(Dataset rows)
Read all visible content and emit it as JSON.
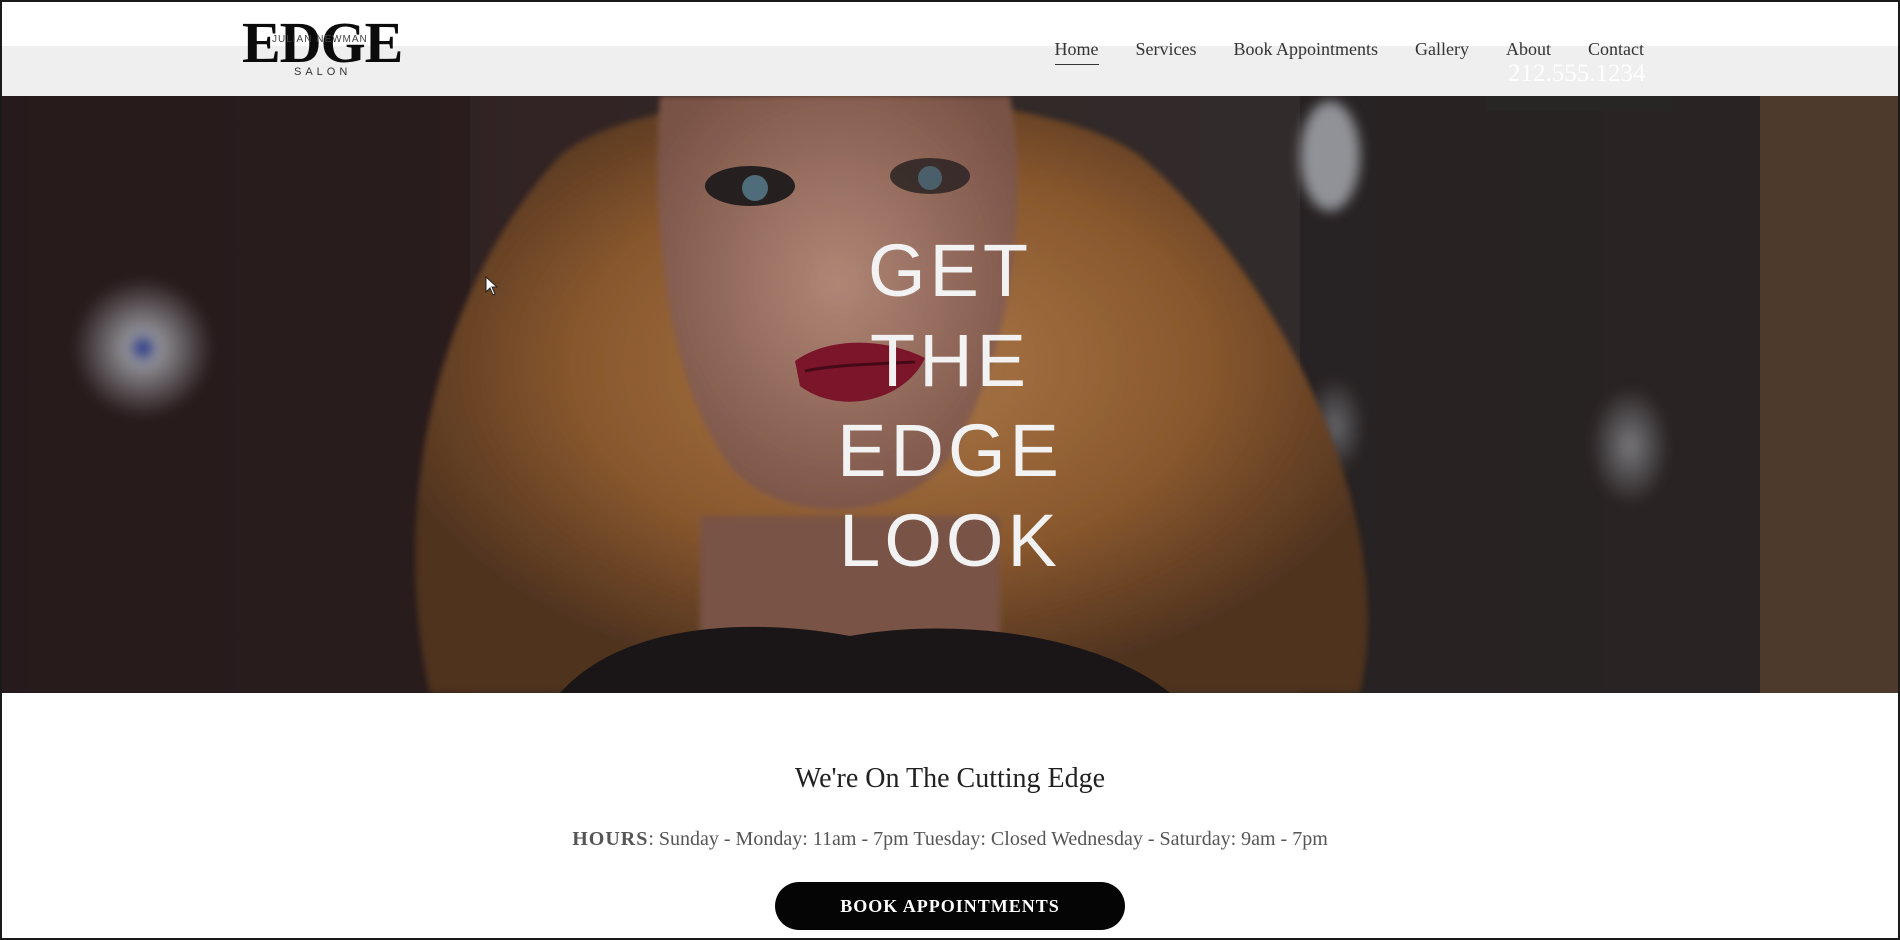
{
  "logo": {
    "main": "EDGE",
    "overlay": "JULIAN NEWMAN",
    "sub": "SALON"
  },
  "nav": [
    {
      "label": "Home",
      "active": true
    },
    {
      "label": "Services",
      "active": false
    },
    {
      "label": "Book Appointments",
      "active": false
    },
    {
      "label": "Gallery",
      "active": false
    },
    {
      "label": "About",
      "active": false
    },
    {
      "label": "Contact",
      "active": false
    }
  ],
  "phone": "212.555.1234",
  "hero": {
    "lines": [
      "GET",
      "THE",
      "EDGE",
      "LOOK"
    ]
  },
  "section": {
    "title": "We're On The Cutting Edge",
    "hours_label": "HOURS",
    "hours_text": ":  Sunday - Monday: 11am - 7pm  Tuesday: Closed  Wednesday - Saturday: 9am - 7pm"
  },
  "cta": {
    "label": "BOOK APPOINTMENTS"
  },
  "colors": {
    "button_bg": "#050505",
    "hero_text": "#f2f2f2",
    "header_band": "#efefef"
  }
}
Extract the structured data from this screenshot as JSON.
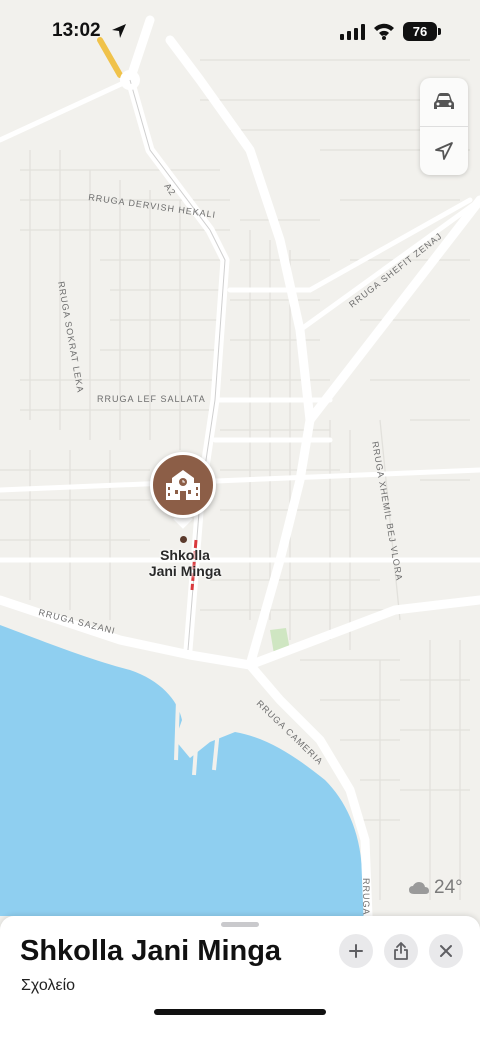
{
  "status_bar": {
    "time": "13:02",
    "battery": "76"
  },
  "map": {
    "road_labels": [
      "A2",
      "RRUGA DERVISH HEKALI",
      "RRUGA SHEFIT ZENAJ",
      "RRUGA SOKRAT LEKA",
      "RRUGA LEF SALLATA",
      "RRUGA XHEMIL BEJ VLORA",
      "RRUGA SAZANI",
      "RRUGA CAMERIA",
      "RRUGA"
    ],
    "place_label_line1": "Shkolla",
    "place_label_line2": "Jani Minga",
    "controls": {
      "drive_icon": "car-icon",
      "locate_icon": "location-arrow-icon"
    },
    "weather": {
      "temperature": "24°",
      "icon": "cloud-icon"
    },
    "colors": {
      "land": "#f2f1ed",
      "water": "#8fcff0",
      "road": "#ffffff",
      "pin": "#8c5e47"
    }
  },
  "sheet": {
    "title": "Shkolla Jani Minga",
    "subtitle": "Σχολείο",
    "actions": [
      "plus-icon",
      "share-icon",
      "close-icon"
    ]
  }
}
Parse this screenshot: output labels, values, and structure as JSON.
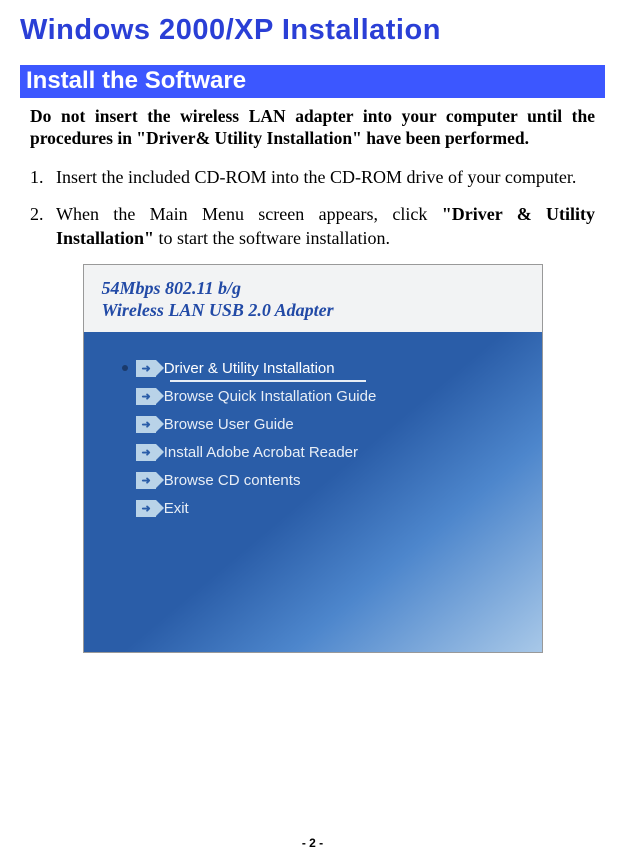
{
  "title": "Windows 2000/XP Installation",
  "section_header": "Install the Software",
  "warning": "Do not insert the wireless LAN adapter into your computer until the procedures in \"Driver& Utility Installation\" have been performed.",
  "steps": [
    {
      "num": "1.",
      "text_before": "Insert the included CD-ROM into the CD-ROM drive of your computer.",
      "bold": "",
      "text_after": ""
    },
    {
      "num": "2.",
      "text_before": "When the Main Menu screen appears, click ",
      "bold": "\"Driver & Utility Installation\"",
      "text_after": " to start the software installation."
    }
  ],
  "screenshot": {
    "title_line1": "54Mbps 802.11 b/g",
    "title_line2": "Wireless LAN USB 2.0 Adapter",
    "menu": [
      {
        "label": "Driver & Utility Installation",
        "active": true
      },
      {
        "label": "Browse Quick Installation Guide",
        "active": false
      },
      {
        "label": "Browse User Guide",
        "active": false
      },
      {
        "label": "Install Adobe Acrobat Reader",
        "active": false
      },
      {
        "label": "Browse CD contents",
        "active": false
      },
      {
        "label": "Exit",
        "active": false
      }
    ]
  },
  "footer": "- 2 -"
}
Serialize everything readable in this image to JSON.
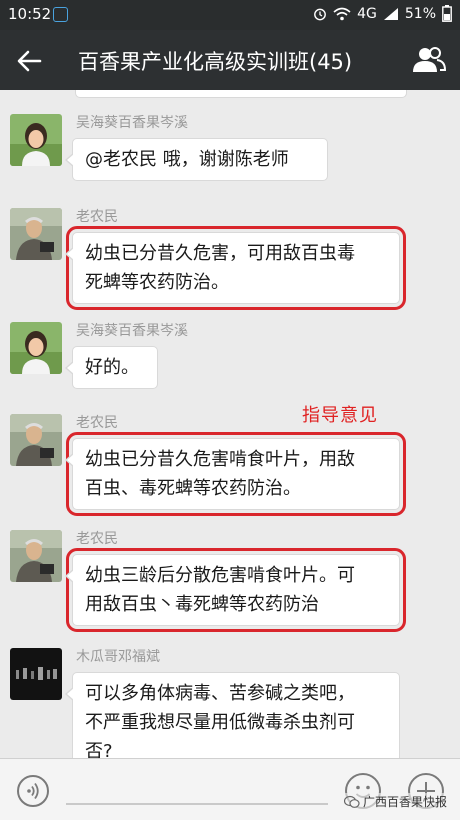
{
  "status_bar": {
    "time": "10:52",
    "network": "4G",
    "battery": "51%",
    "icons": [
      "alarm-icon",
      "wifi-icon",
      "signal-icon",
      "battery-icon"
    ]
  },
  "header": {
    "title": "百香果产业化高级实训班(45)",
    "back_icon": "back-arrow-icon",
    "members_icon": "group-members-icon"
  },
  "messages": [
    {
      "sender": "吴海葵百香果岑溪",
      "lines": [
        "@老农民 哦，谢谢陈老师"
      ],
      "marked": false
    },
    {
      "sender": "老农民",
      "lines": [
        "幼虫已分昔久危害，可用敌百虫毒",
        "死蜱等农药防治。"
      ],
      "marked": true
    },
    {
      "sender": "吴海葵百香果岑溪",
      "lines": [
        "好的。"
      ],
      "marked": false
    },
    {
      "sender": "老农民",
      "lines": [
        "幼虫已分昔久危害啃食叶片，用敌",
        "百虫、毒死蜱等农药防治。"
      ],
      "marked": true
    },
    {
      "sender": "老农民",
      "lines": [
        "幼虫三龄后分散危害啃食叶片。可",
        "用敌百虫丶毒死蜱等农药防治"
      ],
      "marked": true
    },
    {
      "sender": "木瓜哥邓福斌",
      "lines": [
        "可以多角体病毒、苦参碱之类吧，",
        "不严重我想尽量用低微毒杀虫剂可",
        "否?"
      ],
      "marked": false
    }
  ],
  "annotation": "指导意见",
  "input_bar": {
    "voice_icon": "voice-icon",
    "emoji_icon": "emoji-icon",
    "plus_icon": "plus-icon",
    "watermark": "广西百香果快报"
  },
  "colors": {
    "title_bar": "#2d3032",
    "status_bar": "#2a2d2e",
    "chat_background": "#ebebeb",
    "highlight_border": "#d9262c",
    "annotation_text": "#e02222"
  }
}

> STATED EXERCISE
Retype the entries word for word. Omit any images.

> SOLUTION TO THIS EXERCISE
Read all visible content and emit it as JSON.
{
  "logo": {
    "main": "EDGE",
    "overlay": "JULIAN NEWMAN",
    "sub": "SALON"
  },
  "nav": [
    {
      "label": "Home",
      "active": true
    },
    {
      "label": "Services",
      "active": false
    },
    {
      "label": "Book Appointments",
      "active": false
    },
    {
      "label": "Gallery",
      "active": false
    },
    {
      "label": "About",
      "active": false
    },
    {
      "label": "Contact",
      "active": false
    }
  ],
  "phone": "212.555.1234",
  "hero": {
    "lines": [
      "GET",
      "THE",
      "EDGE",
      "LOOK"
    ]
  },
  "section": {
    "title": "We're On The Cutting Edge",
    "hours_label": "HOURS",
    "hours_text": ":  Sunday - Monday: 11am - 7pm  Tuesday: Closed  Wednesday - Saturday: 9am - 7pm"
  },
  "cta": {
    "label": "BOOK APPOINTMENTS"
  },
  "colors": {
    "button_bg": "#050505",
    "hero_text": "#f2f2f2",
    "header_band": "#efefef"
  }
}
Extract the structured data from this screenshot as JSON.
{
  "status_bar": {
    "time": "13:02",
    "battery": "76"
  },
  "map": {
    "road_labels": [
      "A2",
      "RRUGA DERVISH HEKALI",
      "RRUGA SHEFIT ZENAJ",
      "RRUGA SOKRAT LEKA",
      "RRUGA LEF SALLATA",
      "RRUGA XHEMIL BEJ VLORA",
      "RRUGA SAZANI",
      "RRUGA CAMERIA",
      "RRUGA"
    ],
    "place_label_line1": "Shkolla",
    "place_label_line2": "Jani Minga",
    "controls": {
      "drive_icon": "car-icon",
      "locate_icon": "location-arrow-icon"
    },
    "weather": {
      "temperature": "24°",
      "icon": "cloud-icon"
    },
    "colors": {
      "land": "#f2f1ed",
      "water": "#8fcff0",
      "road": "#ffffff",
      "pin": "#8c5e47"
    }
  },
  "sheet": {
    "title": "Shkolla Jani Minga",
    "subtitle": "Σχολείο",
    "actions": [
      "plus-icon",
      "share-icon",
      "close-icon"
    ]
  }
}
Parse this screenshot: output labels, values, and structure as JSON.
{
  "title": "Windows 2000/XP Installation",
  "section_header": "Install the Software",
  "warning": "Do not insert the wireless LAN adapter into your computer until the procedures in \"Driver& Utility Installation\" have been performed.",
  "steps": [
    {
      "num": "1.",
      "text_before": "Insert the included CD-ROM into the CD-ROM drive of your computer.",
      "bold": "",
      "text_after": ""
    },
    {
      "num": "2.",
      "text_before": "When the Main Menu screen appears, click ",
      "bold": "\"Driver & Utility Installation\"",
      "text_after": " to start the software installation."
    }
  ],
  "screenshot": {
    "title_line1": "54Mbps 802.11 b/g",
    "title_line2": "Wireless LAN USB 2.0 Adapter",
    "menu": [
      {
        "label": "Driver & Utility Installation",
        "active": true
      },
      {
        "label": "Browse Quick Installation Guide",
        "active": false
      },
      {
        "label": "Browse User Guide",
        "active": false
      },
      {
        "label": "Install Adobe Acrobat Reader",
        "active": false
      },
      {
        "label": "Browse CD contents",
        "active": false
      },
      {
        "label": "Exit",
        "active": false
      }
    ]
  },
  "footer": "- 2 -"
}
Serialize everything readable in this image to JSON.
{
  "status_bar": {
    "time": "10:52",
    "network": "4G",
    "battery": "51%",
    "icons": [
      "alarm-icon",
      "wifi-icon",
      "signal-icon",
      "battery-icon"
    ]
  },
  "header": {
    "title": "百香果产业化高级实训班(45)",
    "back_icon": "back-arrow-icon",
    "members_icon": "group-members-icon"
  },
  "messages": [
    {
      "sender": "吴海葵百香果岑溪",
      "lines": [
        "@老农民 哦，谢谢陈老师"
      ],
      "marked": false
    },
    {
      "sender": "老农民",
      "lines": [
        "幼虫已分昔久危害，可用敌百虫毒",
        "死蜱等农药防治。"
      ],
      "marked": true
    },
    {
      "sender": "吴海葵百香果岑溪",
      "lines": [
        "好的。"
      ],
      "marked": false
    },
    {
      "sender": "老农民",
      "lines": [
        "幼虫已分昔久危害啃食叶片，用敌",
        "百虫、毒死蜱等农药防治。"
      ],
      "marked": true
    },
    {
      "sender": "老农民",
      "lines": [
        "幼虫三龄后分散危害啃食叶片。可",
        "用敌百虫丶毒死蜱等农药防治"
      ],
      "marked": true
    },
    {
      "sender": "木瓜哥邓福斌",
      "lines": [
        "可以多角体病毒、苦参碱之类吧，",
        "不严重我想尽量用低微毒杀虫剂可",
        "否?"
      ],
      "marked": false
    }
  ],
  "annotation": "指导意见",
  "input_bar": {
    "voice_icon": "voice-icon",
    "emoji_icon": "emoji-icon",
    "plus_icon": "plus-icon",
    "watermark": "广西百香果快报"
  },
  "colors": {
    "title_bar": "#2d3032",
    "status_bar": "#2a2d2e",
    "chat_background": "#ebebeb",
    "highlight_border": "#d9262c",
    "annotation_text": "#e02222"
  }
}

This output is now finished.